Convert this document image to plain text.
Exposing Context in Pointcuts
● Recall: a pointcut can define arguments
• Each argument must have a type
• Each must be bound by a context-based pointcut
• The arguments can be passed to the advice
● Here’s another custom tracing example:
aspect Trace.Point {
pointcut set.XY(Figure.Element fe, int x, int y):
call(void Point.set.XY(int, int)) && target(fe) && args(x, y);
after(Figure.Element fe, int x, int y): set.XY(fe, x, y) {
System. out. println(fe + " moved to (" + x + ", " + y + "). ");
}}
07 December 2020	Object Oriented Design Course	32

§

» What to produce
Each entry must be reproduced verbatim.

» Answer to this task
Convert this document image to plain text.
Exposing Context in Pointcuts
● Recall: a pointcut can define arguments
• Each argument must have a type
• Each must be bound by a context-based pointcut
• The arguments can be passed to the advice
● Here’s another custom tracing example:
aspect Trace.Point {
pointcut set.XY(Figure.Element fe, int x, int y):
call(void Point.set.XY(int, int)) && target(fe) && args(x, y);
after(Figure.Element fe, int x, int y): set.XY(fe, x, y) {
System. out. println(fe + " moved to (" + x + ", " + y + "). ");
}}
07 December 2020	Object Oriented Design Course	32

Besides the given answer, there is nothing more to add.